BEGIN RAW DATA

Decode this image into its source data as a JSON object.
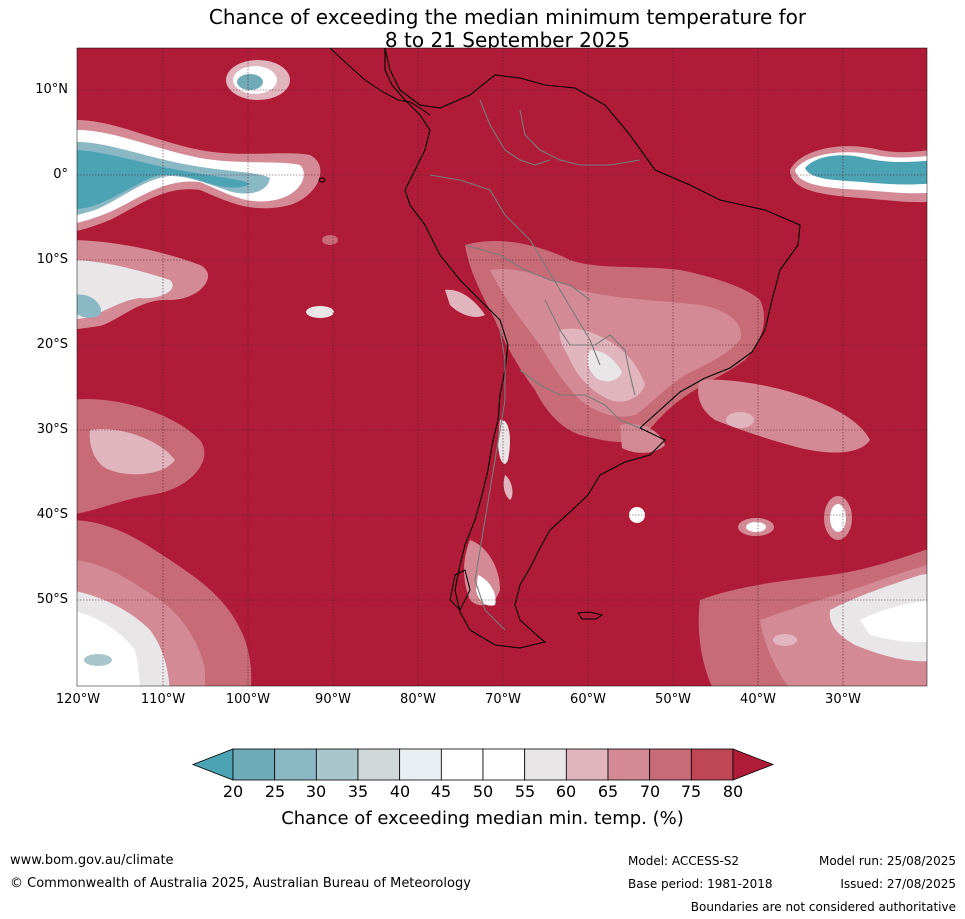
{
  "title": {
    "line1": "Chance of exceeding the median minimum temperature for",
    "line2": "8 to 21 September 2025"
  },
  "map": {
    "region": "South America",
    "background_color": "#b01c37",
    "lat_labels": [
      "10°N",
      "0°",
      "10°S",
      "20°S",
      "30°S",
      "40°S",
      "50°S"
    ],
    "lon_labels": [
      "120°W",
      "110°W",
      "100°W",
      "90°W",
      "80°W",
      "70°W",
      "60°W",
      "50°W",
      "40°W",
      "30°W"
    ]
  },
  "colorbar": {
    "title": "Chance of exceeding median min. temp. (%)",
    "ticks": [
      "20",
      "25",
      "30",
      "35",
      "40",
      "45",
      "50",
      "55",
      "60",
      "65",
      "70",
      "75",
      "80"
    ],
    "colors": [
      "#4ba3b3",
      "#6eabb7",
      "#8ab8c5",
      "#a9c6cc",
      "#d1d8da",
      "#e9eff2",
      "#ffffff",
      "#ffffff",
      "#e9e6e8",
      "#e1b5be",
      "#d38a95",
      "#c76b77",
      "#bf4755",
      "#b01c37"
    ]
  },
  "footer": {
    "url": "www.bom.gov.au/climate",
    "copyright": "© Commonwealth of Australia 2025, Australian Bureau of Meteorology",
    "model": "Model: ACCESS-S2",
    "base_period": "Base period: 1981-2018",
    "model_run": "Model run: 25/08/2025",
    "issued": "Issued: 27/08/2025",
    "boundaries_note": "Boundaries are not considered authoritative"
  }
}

END RAW DATA
BEGIN RAW DATA

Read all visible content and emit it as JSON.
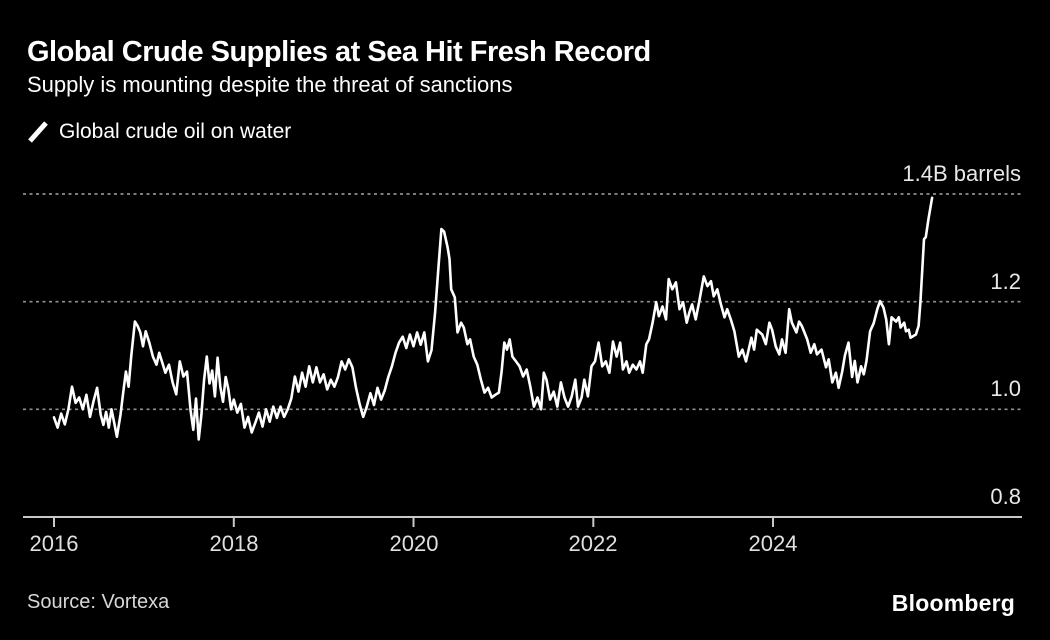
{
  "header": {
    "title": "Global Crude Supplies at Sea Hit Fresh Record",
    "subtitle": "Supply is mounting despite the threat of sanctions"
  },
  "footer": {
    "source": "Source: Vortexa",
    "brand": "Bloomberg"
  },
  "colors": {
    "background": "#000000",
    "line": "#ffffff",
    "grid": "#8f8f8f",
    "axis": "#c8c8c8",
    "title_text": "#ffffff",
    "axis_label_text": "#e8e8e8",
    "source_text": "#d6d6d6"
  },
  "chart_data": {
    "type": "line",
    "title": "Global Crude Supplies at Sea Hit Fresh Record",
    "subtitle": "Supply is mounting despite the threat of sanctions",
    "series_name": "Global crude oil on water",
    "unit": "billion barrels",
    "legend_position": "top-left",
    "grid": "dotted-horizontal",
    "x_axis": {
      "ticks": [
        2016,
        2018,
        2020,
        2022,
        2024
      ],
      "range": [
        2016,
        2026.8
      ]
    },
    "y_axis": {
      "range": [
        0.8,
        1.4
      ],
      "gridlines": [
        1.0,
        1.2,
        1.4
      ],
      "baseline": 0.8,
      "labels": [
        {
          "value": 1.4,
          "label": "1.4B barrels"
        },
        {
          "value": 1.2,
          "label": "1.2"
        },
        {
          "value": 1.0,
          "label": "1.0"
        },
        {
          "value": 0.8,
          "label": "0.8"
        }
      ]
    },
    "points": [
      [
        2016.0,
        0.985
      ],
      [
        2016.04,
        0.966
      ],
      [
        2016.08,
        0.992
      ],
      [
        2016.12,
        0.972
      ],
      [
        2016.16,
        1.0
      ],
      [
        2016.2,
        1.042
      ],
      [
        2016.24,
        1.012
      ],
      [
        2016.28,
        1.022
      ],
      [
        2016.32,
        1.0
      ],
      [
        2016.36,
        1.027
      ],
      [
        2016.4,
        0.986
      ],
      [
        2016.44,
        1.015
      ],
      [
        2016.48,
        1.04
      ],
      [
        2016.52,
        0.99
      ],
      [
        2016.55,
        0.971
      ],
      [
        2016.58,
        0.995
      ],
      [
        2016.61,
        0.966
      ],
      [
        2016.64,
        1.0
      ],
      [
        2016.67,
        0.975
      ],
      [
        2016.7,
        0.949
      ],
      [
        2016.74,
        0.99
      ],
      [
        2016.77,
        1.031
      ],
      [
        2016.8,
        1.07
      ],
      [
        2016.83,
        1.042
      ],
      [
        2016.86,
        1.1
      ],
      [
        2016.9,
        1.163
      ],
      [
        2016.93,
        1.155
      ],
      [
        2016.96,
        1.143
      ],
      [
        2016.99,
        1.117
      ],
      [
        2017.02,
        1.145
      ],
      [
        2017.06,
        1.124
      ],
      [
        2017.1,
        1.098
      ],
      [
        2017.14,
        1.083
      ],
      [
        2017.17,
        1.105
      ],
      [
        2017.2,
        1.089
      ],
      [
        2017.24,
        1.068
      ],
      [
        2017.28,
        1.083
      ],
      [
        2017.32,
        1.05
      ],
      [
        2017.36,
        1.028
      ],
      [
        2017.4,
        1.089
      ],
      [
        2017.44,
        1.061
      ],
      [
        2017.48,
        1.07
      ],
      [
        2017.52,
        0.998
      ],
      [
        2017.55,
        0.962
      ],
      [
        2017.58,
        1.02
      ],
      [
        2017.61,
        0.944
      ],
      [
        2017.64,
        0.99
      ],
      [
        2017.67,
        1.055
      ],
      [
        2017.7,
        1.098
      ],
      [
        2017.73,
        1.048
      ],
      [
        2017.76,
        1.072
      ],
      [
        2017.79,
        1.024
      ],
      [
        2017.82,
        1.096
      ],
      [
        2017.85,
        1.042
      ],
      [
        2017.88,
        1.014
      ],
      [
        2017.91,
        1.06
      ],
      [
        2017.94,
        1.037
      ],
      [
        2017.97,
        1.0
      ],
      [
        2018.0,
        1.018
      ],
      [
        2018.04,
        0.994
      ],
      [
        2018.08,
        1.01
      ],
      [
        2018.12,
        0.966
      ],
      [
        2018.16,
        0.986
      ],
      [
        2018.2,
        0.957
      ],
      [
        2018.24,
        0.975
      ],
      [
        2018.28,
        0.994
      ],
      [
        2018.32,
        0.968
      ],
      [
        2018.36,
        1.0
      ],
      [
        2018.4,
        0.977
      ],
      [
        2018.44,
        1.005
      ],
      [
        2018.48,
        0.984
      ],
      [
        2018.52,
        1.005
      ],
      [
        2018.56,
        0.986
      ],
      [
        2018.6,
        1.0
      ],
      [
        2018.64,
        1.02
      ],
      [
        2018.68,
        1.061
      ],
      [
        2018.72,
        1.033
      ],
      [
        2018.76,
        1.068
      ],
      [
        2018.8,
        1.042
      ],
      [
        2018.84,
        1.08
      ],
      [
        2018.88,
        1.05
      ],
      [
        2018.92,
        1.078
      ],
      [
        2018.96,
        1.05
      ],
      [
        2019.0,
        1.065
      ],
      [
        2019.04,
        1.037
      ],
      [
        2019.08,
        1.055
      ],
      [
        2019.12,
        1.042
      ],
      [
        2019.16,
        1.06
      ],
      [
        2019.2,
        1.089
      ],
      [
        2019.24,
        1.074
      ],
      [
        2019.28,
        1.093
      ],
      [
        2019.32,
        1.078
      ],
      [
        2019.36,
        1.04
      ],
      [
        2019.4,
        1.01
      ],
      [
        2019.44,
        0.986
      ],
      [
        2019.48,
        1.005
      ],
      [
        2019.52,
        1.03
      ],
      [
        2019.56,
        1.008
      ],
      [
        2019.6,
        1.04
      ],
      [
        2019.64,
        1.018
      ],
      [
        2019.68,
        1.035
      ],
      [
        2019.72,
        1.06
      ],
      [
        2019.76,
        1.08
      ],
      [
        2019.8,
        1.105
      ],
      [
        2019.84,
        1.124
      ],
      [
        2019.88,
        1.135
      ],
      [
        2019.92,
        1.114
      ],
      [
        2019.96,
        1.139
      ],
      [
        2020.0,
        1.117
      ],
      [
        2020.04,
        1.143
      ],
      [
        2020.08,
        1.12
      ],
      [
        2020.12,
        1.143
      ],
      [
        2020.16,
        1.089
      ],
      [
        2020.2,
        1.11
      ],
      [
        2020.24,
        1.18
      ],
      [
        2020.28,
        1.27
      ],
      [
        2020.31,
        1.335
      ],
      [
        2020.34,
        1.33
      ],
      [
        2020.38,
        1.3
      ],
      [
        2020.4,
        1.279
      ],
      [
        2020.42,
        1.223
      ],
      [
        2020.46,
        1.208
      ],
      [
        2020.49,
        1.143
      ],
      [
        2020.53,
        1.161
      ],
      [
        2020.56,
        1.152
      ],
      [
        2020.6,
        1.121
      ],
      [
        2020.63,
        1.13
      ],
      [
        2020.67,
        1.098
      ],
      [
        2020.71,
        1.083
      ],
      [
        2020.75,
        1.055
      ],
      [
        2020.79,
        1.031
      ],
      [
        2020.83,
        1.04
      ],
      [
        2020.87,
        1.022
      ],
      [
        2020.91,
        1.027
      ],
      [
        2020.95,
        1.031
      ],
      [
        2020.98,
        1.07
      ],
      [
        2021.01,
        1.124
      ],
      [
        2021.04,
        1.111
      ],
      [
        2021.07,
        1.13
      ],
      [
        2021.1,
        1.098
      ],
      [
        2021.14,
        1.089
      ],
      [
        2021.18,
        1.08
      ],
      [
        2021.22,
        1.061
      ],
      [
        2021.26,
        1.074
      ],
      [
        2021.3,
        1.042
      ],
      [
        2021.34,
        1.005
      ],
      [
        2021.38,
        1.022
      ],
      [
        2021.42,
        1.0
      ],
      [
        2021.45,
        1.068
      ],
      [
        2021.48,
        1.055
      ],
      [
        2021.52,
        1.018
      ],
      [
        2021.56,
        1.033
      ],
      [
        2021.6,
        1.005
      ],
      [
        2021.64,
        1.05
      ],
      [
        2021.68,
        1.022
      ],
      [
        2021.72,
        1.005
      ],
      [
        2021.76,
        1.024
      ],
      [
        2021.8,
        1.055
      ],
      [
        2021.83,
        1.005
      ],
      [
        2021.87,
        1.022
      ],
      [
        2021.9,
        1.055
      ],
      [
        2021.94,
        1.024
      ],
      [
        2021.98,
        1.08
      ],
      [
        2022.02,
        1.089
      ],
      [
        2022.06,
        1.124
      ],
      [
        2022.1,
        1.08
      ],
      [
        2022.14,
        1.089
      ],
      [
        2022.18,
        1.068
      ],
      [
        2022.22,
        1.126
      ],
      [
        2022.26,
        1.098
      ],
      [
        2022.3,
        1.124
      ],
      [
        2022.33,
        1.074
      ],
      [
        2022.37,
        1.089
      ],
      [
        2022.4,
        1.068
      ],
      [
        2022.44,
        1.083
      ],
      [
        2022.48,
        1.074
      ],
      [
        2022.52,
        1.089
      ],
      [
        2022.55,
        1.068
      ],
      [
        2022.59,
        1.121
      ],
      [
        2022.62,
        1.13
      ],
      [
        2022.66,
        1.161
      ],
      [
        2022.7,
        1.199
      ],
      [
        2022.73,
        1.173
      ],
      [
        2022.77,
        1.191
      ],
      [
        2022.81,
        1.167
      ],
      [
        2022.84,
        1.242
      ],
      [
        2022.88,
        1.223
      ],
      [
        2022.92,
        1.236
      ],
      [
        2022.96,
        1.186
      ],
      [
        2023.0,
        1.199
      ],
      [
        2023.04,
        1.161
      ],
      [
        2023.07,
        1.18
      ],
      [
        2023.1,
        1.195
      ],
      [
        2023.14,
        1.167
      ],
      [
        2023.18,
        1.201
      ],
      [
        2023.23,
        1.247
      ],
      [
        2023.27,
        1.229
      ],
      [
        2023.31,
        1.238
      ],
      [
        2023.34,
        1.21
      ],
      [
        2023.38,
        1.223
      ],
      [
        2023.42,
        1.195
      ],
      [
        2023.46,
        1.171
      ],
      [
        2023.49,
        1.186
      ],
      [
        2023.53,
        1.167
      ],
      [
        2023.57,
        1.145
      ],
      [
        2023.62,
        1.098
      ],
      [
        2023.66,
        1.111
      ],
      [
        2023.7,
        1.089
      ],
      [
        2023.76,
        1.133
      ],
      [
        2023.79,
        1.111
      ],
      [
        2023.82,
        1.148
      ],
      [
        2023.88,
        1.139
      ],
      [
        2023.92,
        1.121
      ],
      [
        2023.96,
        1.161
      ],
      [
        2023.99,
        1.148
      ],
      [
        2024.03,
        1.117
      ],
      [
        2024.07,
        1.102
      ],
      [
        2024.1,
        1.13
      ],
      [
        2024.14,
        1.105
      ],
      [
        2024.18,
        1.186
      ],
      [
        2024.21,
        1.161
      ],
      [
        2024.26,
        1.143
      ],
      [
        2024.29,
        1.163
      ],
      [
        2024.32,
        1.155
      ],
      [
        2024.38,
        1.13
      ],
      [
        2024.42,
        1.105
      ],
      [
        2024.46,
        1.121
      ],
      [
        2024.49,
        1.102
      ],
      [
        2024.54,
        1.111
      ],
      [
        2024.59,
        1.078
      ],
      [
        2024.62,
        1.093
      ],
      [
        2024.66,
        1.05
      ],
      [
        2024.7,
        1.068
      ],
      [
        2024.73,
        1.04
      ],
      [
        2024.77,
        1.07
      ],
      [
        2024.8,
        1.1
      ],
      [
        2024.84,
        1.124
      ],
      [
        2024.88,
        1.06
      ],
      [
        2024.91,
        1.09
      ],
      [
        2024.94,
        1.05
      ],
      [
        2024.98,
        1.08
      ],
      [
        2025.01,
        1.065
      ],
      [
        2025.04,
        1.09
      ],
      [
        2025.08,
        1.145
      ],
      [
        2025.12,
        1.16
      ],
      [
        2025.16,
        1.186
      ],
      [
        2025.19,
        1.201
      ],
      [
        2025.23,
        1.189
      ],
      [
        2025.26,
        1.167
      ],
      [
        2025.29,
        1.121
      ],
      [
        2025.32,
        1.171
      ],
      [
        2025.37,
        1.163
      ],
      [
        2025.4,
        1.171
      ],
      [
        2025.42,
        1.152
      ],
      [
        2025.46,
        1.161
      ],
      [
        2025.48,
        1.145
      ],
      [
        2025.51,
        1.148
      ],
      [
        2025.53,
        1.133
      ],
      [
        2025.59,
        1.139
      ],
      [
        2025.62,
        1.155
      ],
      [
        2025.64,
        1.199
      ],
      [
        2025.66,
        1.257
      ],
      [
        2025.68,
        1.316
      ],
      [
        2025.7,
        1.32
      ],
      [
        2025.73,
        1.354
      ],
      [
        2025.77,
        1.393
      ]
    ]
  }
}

END RAW DATA

__EXERCISE TASK__. Above are some records. Count the lines among them with the word "sanctions", and answer with the number only.

__REPLY__. 2